## Job
Copy each line where the word "swear" occurs.

# start of Excerpted data

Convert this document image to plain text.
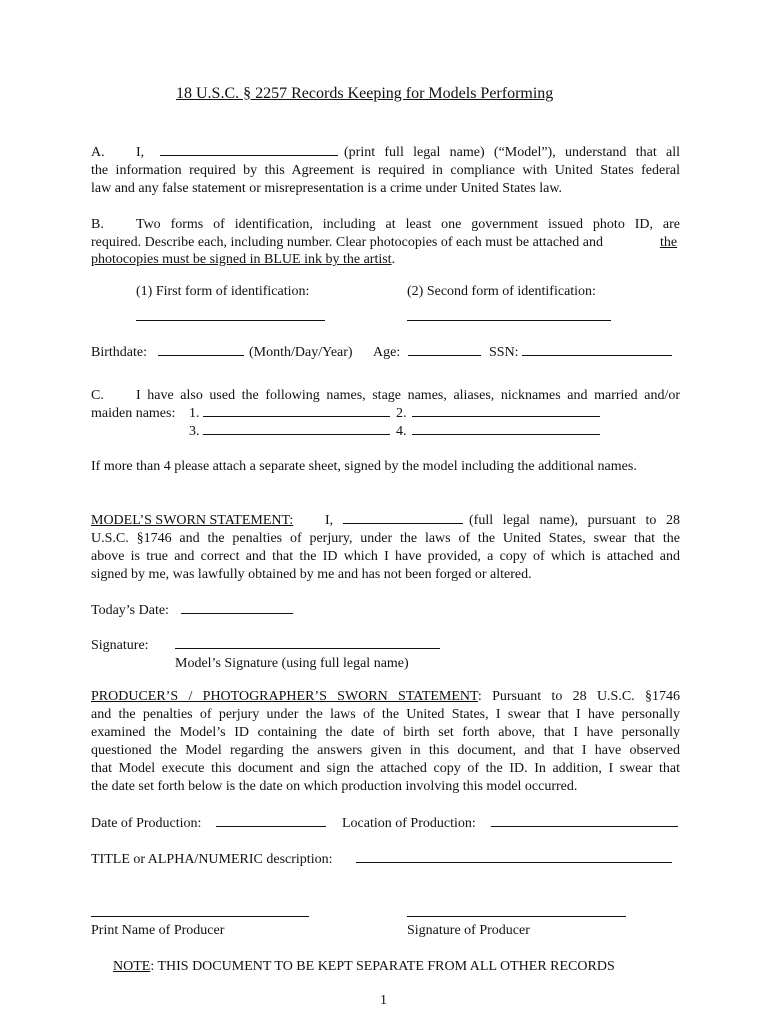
18 U.S.C. § 2257 Records Keeping for Models Performing
A. I,	(print full legal name) (“Model”), understand that all
the information required by this Agreement is required in compliance with United States federal
law and any false statement or misrepresentation is a crime under United States law.
B. Two forms of identification, including at least one government issued photo ID, are
required. Describe each, including number. Clear photocopies of each must be attached and	the
photocopies must be signed in BLUE ink by the artist.
(1) First form of identification:	(2) Second form of identification:
Birthdate:	(Month/Day/Year) Age:	SSN:
C. I have also used the following names, stage names, aliases, nicknames and married and/or
maiden names: 1.	2.
3.	4.
If more than 4 please attach a separate sheet, signed by the model including the additional names.
MODEL’S SWORN STATEMENT: I,	(full legal name), pursuant to 28
U.S.C. §1746 and the penalties of perjury, under the laws of the United States, swear that the
above is true and correct and that the ID which I have provided, a copy of which is attached and
signed by me, was lawfully obtained by me and has not been forged or altered.
Today’s Date:
Signature:
Model’s Signature (using full legal name)
PRODUCER’S / PHOTOGRAPHER’S SWORN STATEMENT: Pursuant to 28 U.S.C. §1746
and the penalties of perjury under the laws of the United States, I swear that I have personally
examined the Model’s ID containing the date of birth set forth above, that I have personally
questioned the Model regarding the answers given in this document, and that I have observed
that Model execute this document and sign the attached copy of the ID. In addition, I swear that
the date set forth below is the date on which production involving this model occurred.
Date of Production:	Location of Production:
TITLE or ALPHA/NUMERIC description:
Print Name of Producer	Signature of Producer
NOTE: THIS DOCUMENT TO BE KEPT SEPARATE FROM ALL OTHER RECORDS
1
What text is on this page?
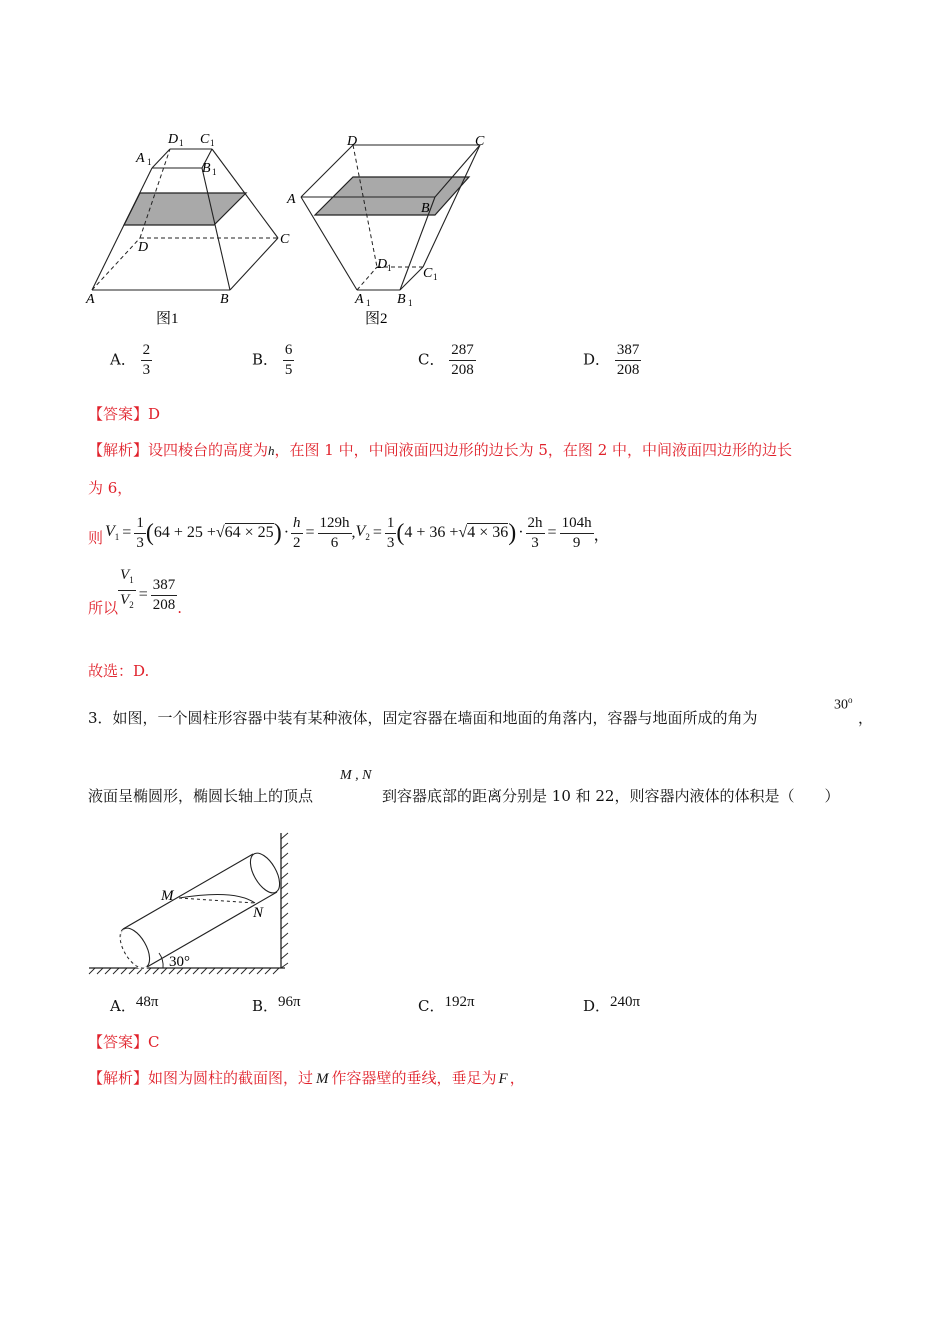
A	B
C
D
A 1	B 1
C 1
D 1
图1
A
B
C
D
A 1 B 1
C 1
D 1
图2
A． $\frac{2}{3}$	B． $\frac{6}{5}$	C． $\frac{287}{208}$	D． $\frac{387}{208}$
【答案】D
【解析】设四棱台的高度为h，在图 1 中，中间液面四边形的边长为 5，在图 2 中，中间液面四边形的边长
为 6，
则 $V_1 = \frac{1}{3}$ ( 64 + 25 + √64 × 25 ) · $\frac{h}{2} = \frac{129h}{6}$ , $V_2 = \frac{1}{3}$ ( 4 + 36 + √4 × 36 ) · $\frac{2h}{3} = \frac{104h}{9}$ ，
所以 $\frac{V_1}{V_2} = \frac{387}{208}$ .
故选：D.
3．如图，一个圆柱形容器中装有某种液体，固定容器在墙面和地面的角落内，容器与地面所成的角为
30$^o$
，
液面呈椭圆形，椭圆长轴上的顶点
M , N
到容器底部的距离分别是 10 和 22，则容器内液体的体积是（　　）
M
N
30°
A．48π	B．96π	C．192π	D．240π
【答案】C
【解析】如图为圆柱的截面图，过 M 作容器壁的垂线，垂足为 F ，
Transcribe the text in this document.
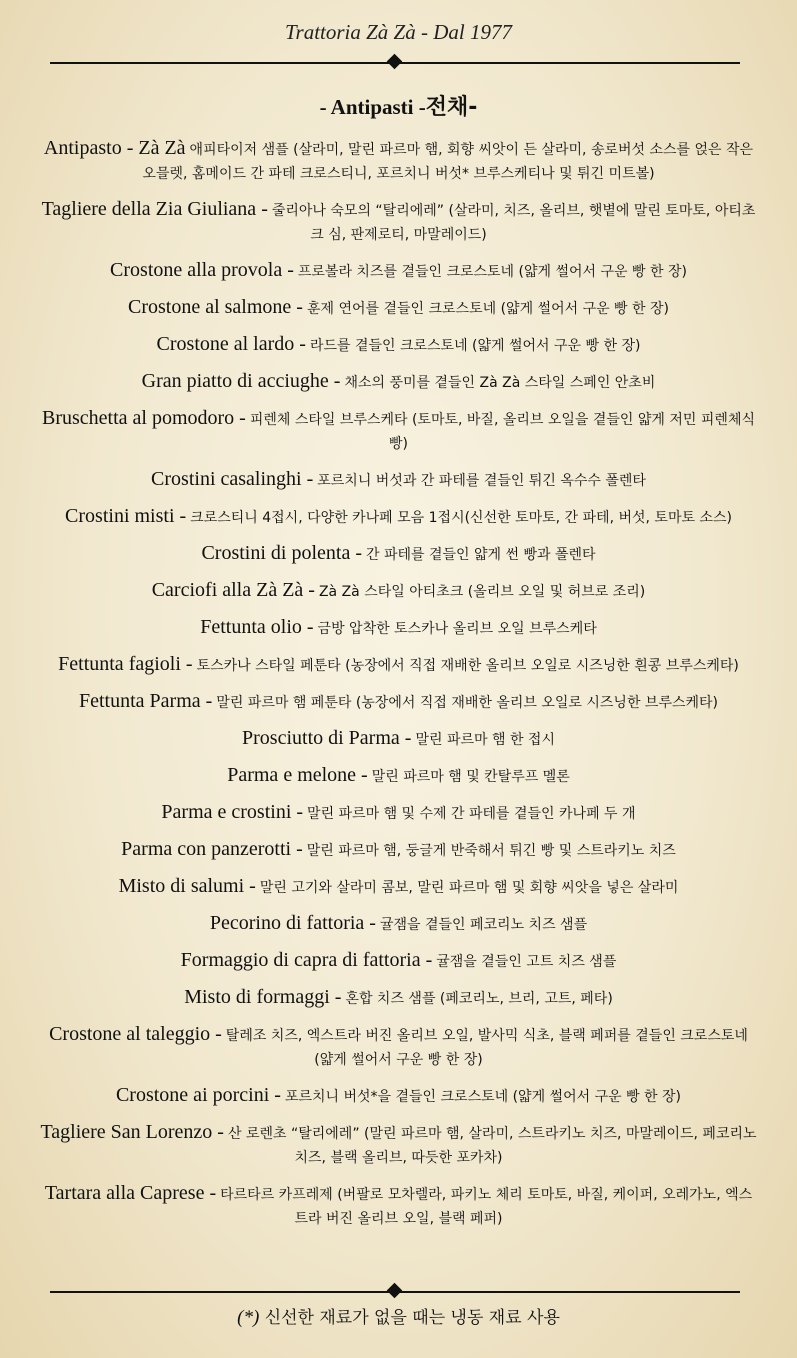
Trattoria Zà Zà - Dal 1977
- Antipasti -전채-
Antipasto - Zà Zà 애피타이저 샘플 (살라미, 말린 파르마 햄, 회향 씨앗이 든 살라미, 송로버섯 소스를 얹은 작은 오믈렛, 홈메이드 간 파테 크로스티니, 포르치니 버섯* 브루스케티나 및 튀긴 미트볼)
Tagliere della Zia Giuliana - 줄리아나 숙모의 “탈리에레” (살라미, 치즈, 올리브, 햇볕에 말린 토마토, 아티초크 심, 판제로티, 마말레이드)
Crostone alla provola - 프로볼라 치즈를 곁들인 크로스토네 (얇게 썰어서 구운 빵 한 장)
Crostone al salmone - 훈제 연어를 곁들인 크로스토네 (얇게 썰어서 구운 빵 한 장)
Crostone al lardo - 라드를 곁들인 크로스토네 (얇게 썰어서 구운 빵 한 장)
Gran piatto di acciughe - 채소의 풍미를 곁들인 Zà Zà 스타일 스페인 안초비
Bruschetta al pomodoro - 피렌체 스타일 브루스케타 (토마토, 바질, 올리브 오일을 곁들인 얇게 저민 피렌체식 빵)
Crostini casalinghi - 포르치니 버섯과 간 파테를 곁들인 튀긴 옥수수 폴렌타
Crostini misti - 크로스티니 4접시, 다양한 카나페 모음 1접시(신선한 토마토, 간 파테, 버섯, 토마토 소스)
Crostini di polenta - 간 파테를 곁들인 얇게 썬 빵과 폴렌타
Carciofi alla Zà Zà - Zà Zà 스타일 아티초크 (올리브 오일 및 허브로 조리)
Fettunta olio - 금방 압착한 토스카나 올리브 오일 브루스케타
Fettunta fagioli - 토스카나 스타일 페툰타 (농장에서 직접 재배한 올리브 오일로 시즈닝한 흰콩 브루스케타)
Fettunta Parma - 말린 파르마 햄 페툰타 (농장에서 직접 재배한 올리브 오일로 시즈닝한 브루스케타)
Prosciutto di Parma - 말린 파르마 햄 한 접시
Parma e melone - 말린 파르마 햄 및 칸탈루프 멜론
Parma e crostini - 말린 파르마 햄 및 수제 간 파테를 곁들인 카나페 두 개
Parma con panzerotti - 말린 파르마 햄, 둥글게 반죽해서 튀긴 빵 및 스트라키노 치즈
Misto di salumi - 말린 고기와 살라미 콤보, 말린 파르마 햄 및 회향 씨앗을 넣은 살라미
Pecorino di fattoria - 귤잼을 곁들인 페코리노 치즈 샘플
Formaggio di capra di fattoria - 귤잼을 곁들인 고트 치즈 샘플
Misto di formaggi - 혼합 치즈 샘플 (페코리노, 브리, 고트, 페타)
Crostone al taleggio - 탈레조 치즈, 엑스트라 버진 올리브 오일, 발사믹 식초, 블랙 페퍼를 곁들인 크로스토네 (얇게 썰어서 구운 빵 한 장)
Crostone ai porcini - 포르치니 버섯*을 곁들인 크로스토네 (얇게 썰어서 구운 빵 한 장)
Tagliere San Lorenzo - 산 로렌초 “탈리에레” (말린 파르마 햄, 살라미, 스트라키노 치즈, 마말레이드, 페코리노 치즈, 블랙 올리브, 따듯한 포카차)
Tartara alla Caprese - 타르타르 카프레제 (버팔로 모차렐라, 파키노 체리 토마토, 바질, 케이퍼, 오레가노, 엑스트라 버진 올리브 오일, 블랙 페퍼)
(*) 신선한 재료가 없을 때는 냉동 재료 사용
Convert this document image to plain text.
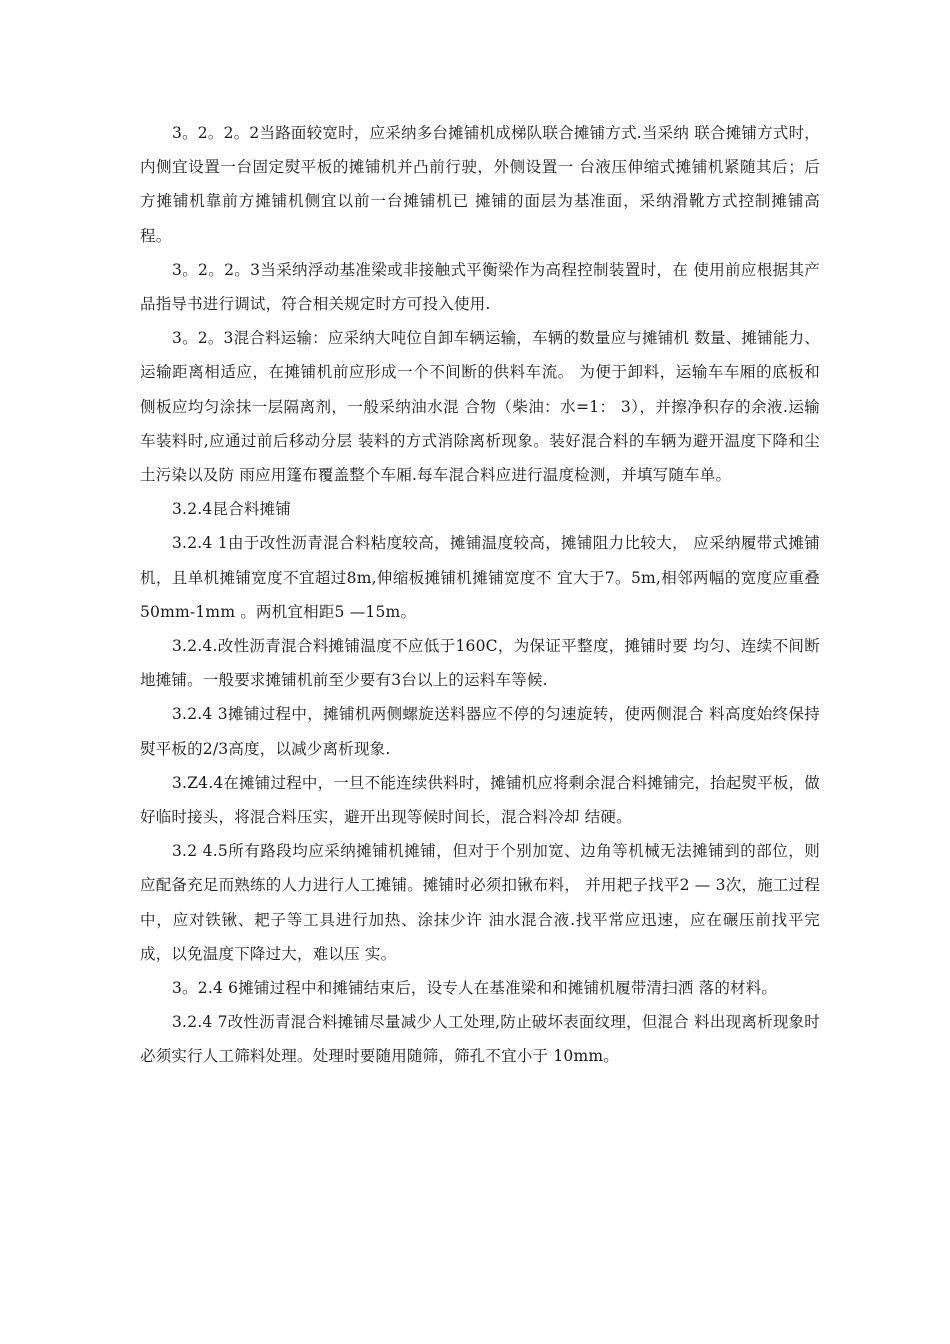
3。2。2。2当路面较宽时，应采纳多台摊铺机成梯队联合摊铺方式.当采纳 联合摊铺方式时，内侧宜设置一台固定熨平板的摊铺机并凸前行驶，外侧设置一 台液压伸缩式摊铺机紧随其后；后方摊铺机靠前方摊铺机侧宜以前一台摊铺机已 摊铺的面层为基准面，采纳滑靴方式控制摊铺高程。

3。2。2。3当采纳浮动基准梁或非接触式平衡梁作为高程控制装置时，在 使用前应根据其产品指导书进行调试，符合相关规定时方可投入使用.

3。2。3混合料运输：应采纳大吨位自卸车辆运输，车辆的数量应与摊铺机 数量、摊铺能力、运输距离相适应，在摊铺机前应形成一个不间断的供料车流。 为便于卸料，运输车车厢的底板和侧板应均匀涂抹一层隔离剂，一般采纳油水混 合物（柴油：水=1： 3），并擦净积存的余液.运输车装料时,应通过前后移动分层 装料的方式消除离析现象。装好混合料的车辆为避开温度下降和尘土污染以及防 雨应用篷布覆盖整个车厢.每车混合料应进行温度检测，并填写随车单。

3.2.4昆合料摊铺

3.2.4 1由于改性沥青混合料粘度较高，摊铺温度较高，摊铺阻力比较大， 应采纳履带式摊铺机，且单机摊铺宽度不宜超过8m,伸缩板摊铺机摊铺宽度不 宜大于7。5m,相邻两幅的宽度应重叠50mm-1mm 。两机宜相距5 —15m。

3.2.4.改性沥青混合料摊铺温度不应低于160C，为保证平整度，摊铺时要 均匀、连续不间断地摊铺。一般要求摊铺机前至少要有3台以上的运料车等候.

3.2.4 3摊铺过程中，摊铺机两侧螺旋送料器应不停的匀速旋转，使两侧混合 料高度始终保持熨平板的2/3高度，以减少离析现象.

3.Z4.4在摊铺过程中，一旦不能连续供料时，摊铺机应将剩余混合料摊铺完，抬起熨平板，做好临时接头，将混合料压实，避开出现等候时间长，混合料冷却 结硬。

3.2 4.5所有路段均应采纳摊铺机摊铺，但对于个别加宽、边角等机械无法摊铺到的部位，则应配备充足而熟练的人力进行人工摊铺。摊铺时必须扣锹布料， 并用耙子找平2 — 3次，施工过程中，应对铁锹、耙子等工具进行加热、涂抹少许 油水混合液.找平常应迅速，应在碾压前找平完成，以免温度下降过大，难以压 实。

3。2.4 6摊铺过程中和摊铺结束后，设专人在基准梁和和摊铺机履带清扫洒 落的材料。

3.2.4 7改性沥青混合料摊铺尽量减少人工处理,防止破坏表面纹理，但混合 料出现离析现象时必须实行人工筛料处理。处理时要随用随筛，筛孔不宜小于 10mm。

# end of Excerpted data

## The answer
U.S.C. §1746 and the penalties of perjury, under the laws of the United States, swear that the
and the penalties of perjury under the laws of the United States, I swear that I have personally
that Model execute this document and sign the attached copy of the ID. In addition, I swear that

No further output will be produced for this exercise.